*Aufgabe A:*
Passen die folgenden Aussagen zum Text unten über die Händel-Kantate? Antworte bei jeder mit Ja oder Nein und zitiere wörtlich die Worte aus dem Text, die den Ausschlag geben.
(i) Die Kantate wurde in Sizilien in einem Manuskript mit 35 Kantaten gefunden.
(ii) Dass die Kantate wirklich von Händel stammt, ist schon bewiesen.
(iii) Joachim Held spielte in dem Konzert Cembalo.

• • • • • • •

Foto: Gerhard Menzel

Seit Jahren sind die Göttinger Händel-Gesellschaft und ihr künstlerischer Leiter Nicholas McGegan bestrebt, mit musikalischen Erstaufführungen aufzuwarten.

Dieses Jahr war es die Kantate „Quando o mai tiranno Amore“, die erst kürzlich in einem Manuskript mit 35 Kantaten in Sizilien gefunden und der Beizeichnung „Del Sig.r Frederico Hendel detto il Sassone“ zu Folge, Händel zugeschrieben wurde. Ihre „Echtheit“ ist zwar noch nicht erwiesen, sie könnte aber tatsächlich aus Händels Jahren in Italien stammen.

Nun erklang die Kantate „Quando o mai tiranno Amore“ erstmals wieder im NACHTKONZERT 1 in der – wie immer stimmungsvoll mit Kerzen erleuchteten – St. Albani-Kirche. In diesem abwechslungsreichen, kurzweiligen und musikalisch anspruchsvollen Konzert mit Bettina Pahn (Sopran) und dem feinfühlig und sensibel gestaltenden Joachim Held (Arciliuto und Laute) erklangen unter dem Titel „Süße Seufzer - Dolcissimi sospiri” zudem Arien und Lautenmusik aus Italien und Deutschland.

• • • • • • •

*Aufgabe B:*
Aktualisiere die Datensätze unten, indem du überall „data-point-marker“ durch „data-marker“ ersetzt und alles andere unverändert lässt. Lass die Bilder in der Antwort weg.

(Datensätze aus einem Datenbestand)

• • • • • • •

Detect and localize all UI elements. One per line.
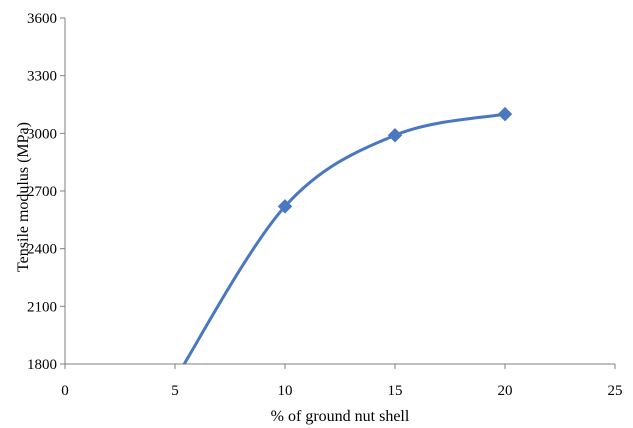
x-tick-label: 5 — [171, 383, 179, 399]
x-tick-label: 15 — [388, 383, 403, 399]
y-tick-label: 1800 — [27, 357, 57, 373]
y-axis-title: Tensile modulus (MPa) — [15, 122, 32, 272]
marker-layer — [277, 106, 513, 214]
data-point-marker — [497, 106, 513, 122]
y-tick-label: 2400 — [27, 242, 57, 258]
data-point-marker — [277, 199, 293, 214]
x-axis-ticks: 0 5 10 15 20 25 — [61, 364, 623, 399]
y-axis-ticks: 1800 2100 2400 2700 3000 3300 3600 — [27, 11, 65, 373]
x-axis-title: % of ground nut shell — [271, 408, 410, 425]
data-point-marker — [387, 128, 403, 143]
x-tick-label: 10 — [278, 383, 293, 399]
series-line — [182, 112, 507, 364]
y-tick-label: 2100 — [27, 299, 57, 315]
y-tick-label: 3000 — [27, 126, 57, 142]
x-tick-label: 20 — [498, 383, 513, 399]
y-tick-label: 3600 — [27, 11, 57, 27]
y-tick-label: 2700 — [27, 184, 57, 200]
y-tick-label: 3300 — [27, 69, 57, 85]
series-layer — [182, 112, 507, 364]
x-tick-label: 25 — [608, 383, 623, 399]
x-tick-label: 0 — [61, 383, 69, 399]
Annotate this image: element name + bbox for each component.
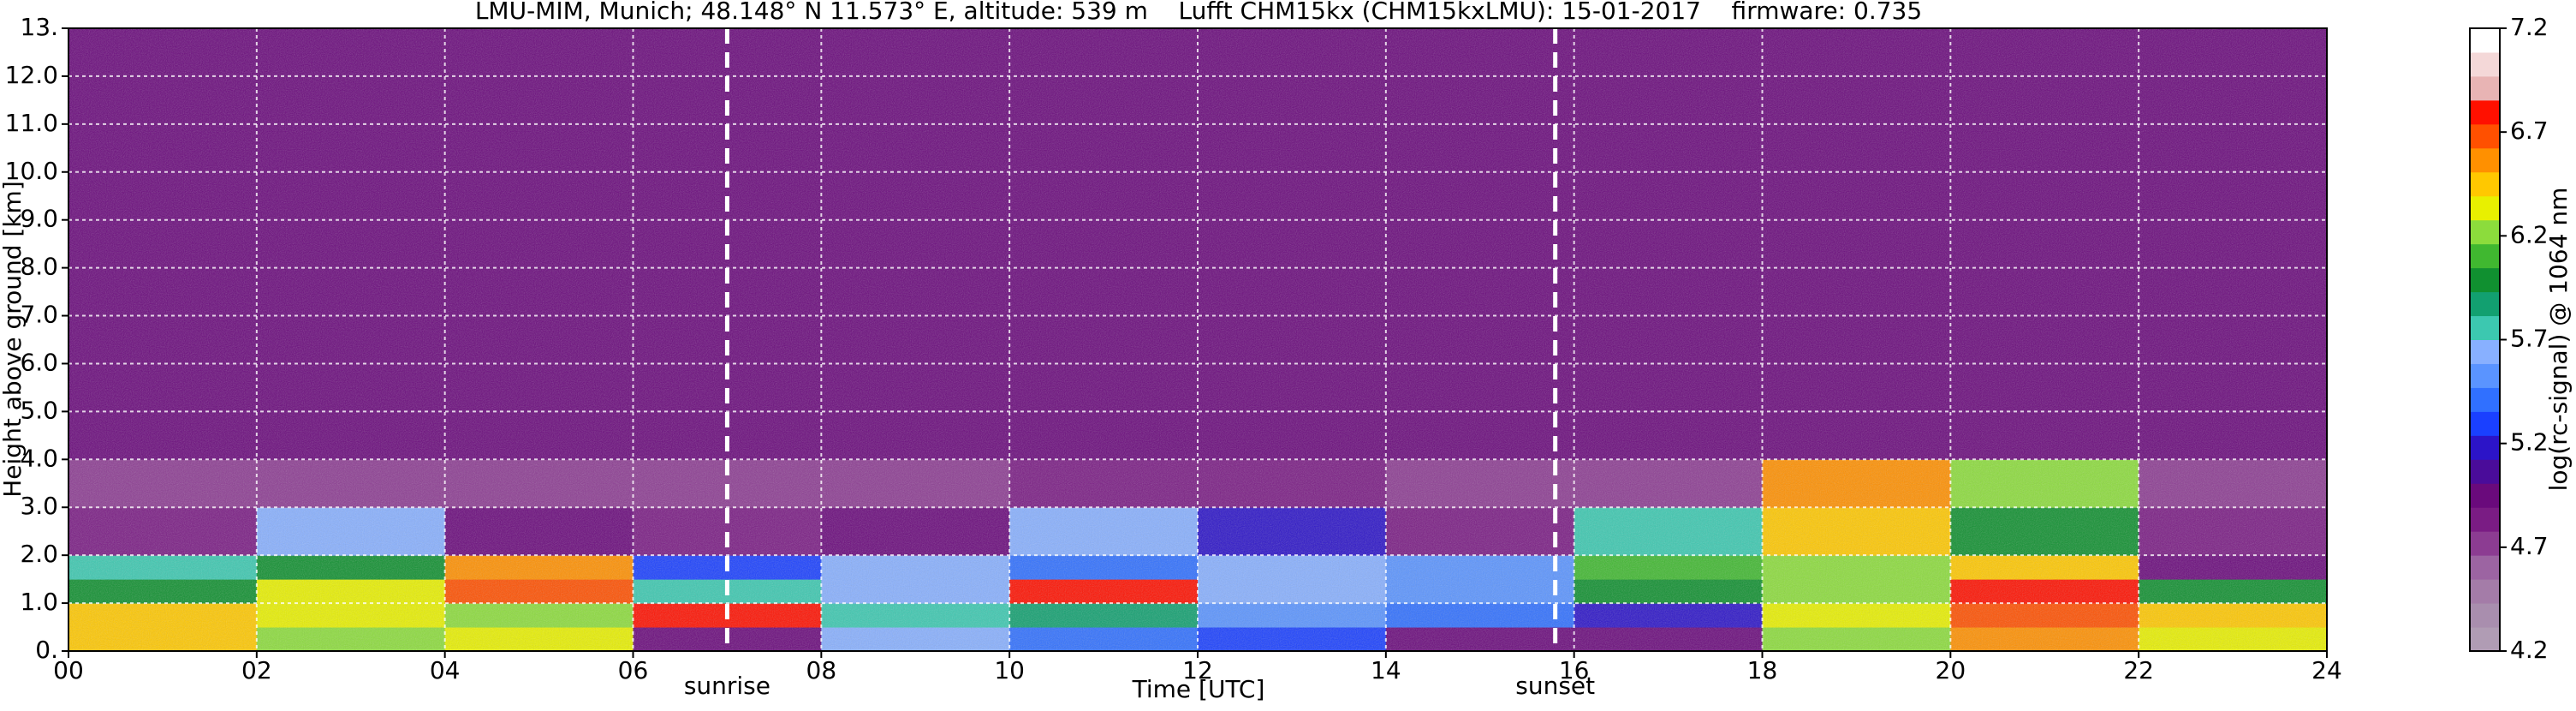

• • • • • • •

*Lösung A:*
(i) Ja: »erst kürzlich in einem Manuskript mit 35 Kantaten in Sizilien gefunden«
(ii) Nein: »Ihre „Echtheit“ ist zwar noch nicht erwiesen«
(iii) Nein: »Joachim Held (Arciliuto und Laute)«

*Lösung B:*
Detect and localize all UI elements. One per line.
x-tick-label: 5 — [171, 383, 179, 399]
x-tick-label: 15 — [388, 383, 403, 399]
y-tick-label: 1800 — [27, 357, 57, 373]
y-axis-title: Tensile modulus (MPa) — [15, 122, 32, 272]
marker-layer — [277, 106, 513, 214]
data-marker — [497, 106, 513, 122]
y-tick-label: 2400 — [27, 242, 57, 258]
data-marker — [277, 199, 293, 214]
x-axis-ticks: 0 5 10 15 20 25 — [61, 364, 623, 399]
y-axis-ticks: 1800 2100 2400 2700 3000 3300 3600 — [27, 11, 65, 373]
x-axis-title: % of ground nut shell — [271, 408, 410, 425]
data-marker — [387, 128, 403, 143]
x-tick-label: 10 — [278, 383, 293, 399]
series-line — [182, 112, 507, 364]
y-tick-label: 2100 — [27, 299, 57, 315]
y-tick-label: 3000 — [27, 126, 57, 142]
x-tick-label: 20 — [498, 383, 513, 399]
y-tick-label: 3600 — [27, 11, 57, 27]
y-tick-label: 2700 — [27, 184, 57, 200]
y-tick-label: 3300 — [27, 69, 57, 85]
series-layer — [182, 112, 507, 364]
x-tick-label: 25 — [608, 383, 623, 399]
x-tick-label: 0 — [61, 383, 69, 399]
Annotate this image: element name + bbox for each component.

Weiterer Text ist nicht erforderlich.